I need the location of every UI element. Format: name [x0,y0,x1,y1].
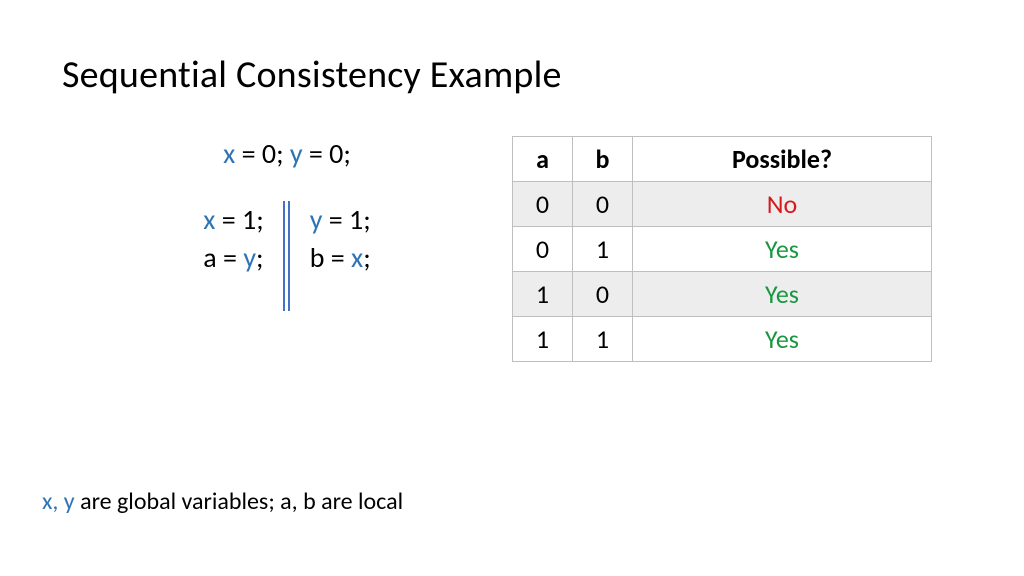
footnote-rest: are global variables; a, b are local [75,487,403,516]
cell-a: 1 [513,317,573,362]
slide-content: x = 0; y = 0; x = 1; a = y; y = 1; b = x… [62,136,962,362]
table-row: 11Yes [513,317,932,362]
thread-2-line-2: b = x; [310,239,371,277]
divider-line [288,201,290,311]
cell-a: 0 [513,182,573,227]
cell-b: 0 [573,272,633,317]
table-header-row: a b Possible? [513,137,932,182]
table-panel: a b Possible? 00No01Yes10Yes11Yes [512,136,962,362]
cell-possible: Yes [633,272,932,317]
cell-b: 1 [573,317,633,362]
cell-a: 1 [513,272,573,317]
t2-b-eq: b = [310,240,351,275]
thread-1: x = 1; a = y; [203,201,281,277]
footnote-vars: x, y [42,487,75,516]
init-x-eq: = 0; [235,136,290,171]
t1-y: y [243,240,256,275]
t2-semi: ; [363,240,371,275]
t1-a-eq: a = [203,240,243,275]
results-table: a b Possible? 00No01Yes10Yes11Yes [512,136,932,362]
cell-a: 0 [513,227,573,272]
thread-1-line-1: x = 1; [203,201,263,239]
cell-possible: No [633,182,932,227]
slide: Sequential Consistency Example x = 0; y … [0,0,1024,576]
header-possible: Possible? [633,137,932,182]
table-row: 01Yes [513,227,932,272]
thread-1-line-2: a = y; [203,239,263,277]
header-b: b [573,137,633,182]
divider-line [283,201,285,311]
table-body: 00No01Yes10Yes11Yes [513,182,932,362]
t2-x: x [351,240,363,275]
cell-b: 1 [573,227,633,272]
cell-possible: Yes [633,227,932,272]
init-line: x = 0; y = 0; [62,136,512,171]
footnote: x, y are global variables; a, b are loca… [42,487,403,516]
t1-x: x [203,202,215,237]
cell-possible: Yes [633,317,932,362]
table-row: 10Yes [513,272,932,317]
init-y-eq: = 0; [303,136,351,171]
var-y: y [290,136,303,171]
code-panel: x = 0; y = 0; x = 1; a = y; y = 1; b = x… [62,136,512,362]
t1-semi: ; [256,240,264,275]
header-a: a [513,137,573,182]
var-x: x [223,136,235,171]
parallel-divider-icon [282,201,292,311]
t1-x-eq: = 1; [215,202,263,237]
thread-columns: x = 1; a = y; y = 1; b = x; [62,201,512,311]
slide-title: Sequential Consistency Example [62,52,962,98]
table-row: 00No [513,182,932,227]
thread-2-line-1: y = 1; [310,201,371,239]
cell-b: 0 [573,182,633,227]
thread-2: y = 1; b = x; [292,201,371,277]
t2-y-eq: = 1; [322,202,370,237]
t2-y: y [310,202,323,237]
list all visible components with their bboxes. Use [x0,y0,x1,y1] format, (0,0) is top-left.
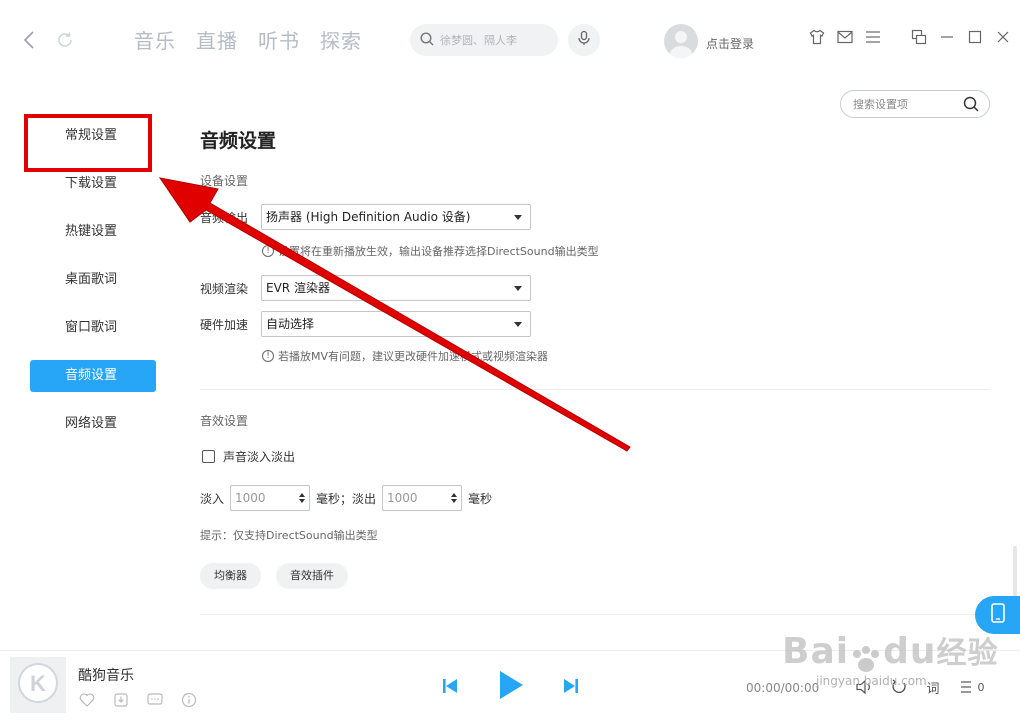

········

_GIVEN INSTRUCTION_
Write out all of the items above verbatim, line for line, leaving out the pictures.

_ANSWER TO THIS TASK_
I need the location of every UI element. Format: name [x0,y0,x1,y1].
footnote-rest: are global variables; a, b are local [75,487,403,516]
cell-a: 1 [513,317,573,362]
slide-content: x = 0; y = 0; x = 1; a = y; y = 1; b = x… [62,136,962,362]
table-row: 11Yes [513,317,932,362]
thread-2-line-2: b = x; [310,239,371,277]
divider-line [288,201,290,311]
cell-a: 0 [513,182,573,227]
cell-b: 0 [573,272,633,317]
table-header-row: a b Possible? [513,137,932,182]
table-panel: a b Possible? 00No01Yes10Yes11Yes [512,136,962,362]
cell-possible: Yes [633,272,932,317]
cell-b: 1 [573,317,633,362]
cell-a: 1 [513,272,573,317]
t2-b-eq: b = [310,240,351,275]
thread-1: x = 1; a = y; [203,201,281,277]
footnote-vars: x, y [42,487,75,516]
init-x-eq: = 0; [235,136,290,171]
t1-y: y [243,240,256,275]
t2-semi: ; [363,240,371,275]
t1-a-eq: a = [203,240,243,275]
results-table: a b Possible? 00No01Yes10Yes11Yes [512,136,932,362]
cell-a: 0 [513,227,573,272]
thread-1-line-1: x = 1; [203,201,263,239]
cell-possible: No [633,182,932,227]
slide: Sequential Consistency Example x = 0; y … [0,0,1024,576]
header-possible: Possible? [633,137,932,182]
table-row: 01Yes [513,227,932,272]
thread-1-line-2: a = y; [203,239,263,277]
header-b: b [573,137,633,182]
divider-line [283,201,285,311]
table-body: 00No01Yes10Yes11Yes [513,182,932,362]
t2-x: x [351,240,363,275]
cell-b: 1 [573,227,633,272]
cell-possible: Yes [633,227,932,272]
init-line: x = 0; y = 0; [62,136,512,171]
footnote: x, y are global variables; a, b are loca… [42,487,403,516]
t1-x: x [203,202,215,237]
cell-possible: Yes [633,317,932,362]
table-row: 10Yes [513,272,932,317]
init-y-eq: = 0; [303,136,351,171]
var-y: y [290,136,303,171]
code-panel: x = 0; y = 0; x = 1; a = y; y = 1; b = x… [62,136,512,362]
t1-semi: ; [256,240,264,275]
header-a: a [513,137,573,182]
var-x: x [223,136,235,171]
parallel-divider-icon [282,201,292,311]
t1-x-eq: = 1; [215,202,263,237]
thread-columns: x = 1; a = y; y = 1; b = x; [62,201,512,311]
slide-title: Sequential Consistency Example [62,52,962,98]
table-row: 00No [513,182,932,227]
thread-2-line-1: y = 1; [310,201,371,239]
cell-b: 0 [573,182,633,227]
thread-2: y = 1; b = x; [292,201,371,277]
t2-y-eq: = 1; [322,202,370,237]
t2-y: y [310,202,323,237]
list all visible components with their bboxes. Use [x0,y0,x1,y1] format, (0,0) is top-left.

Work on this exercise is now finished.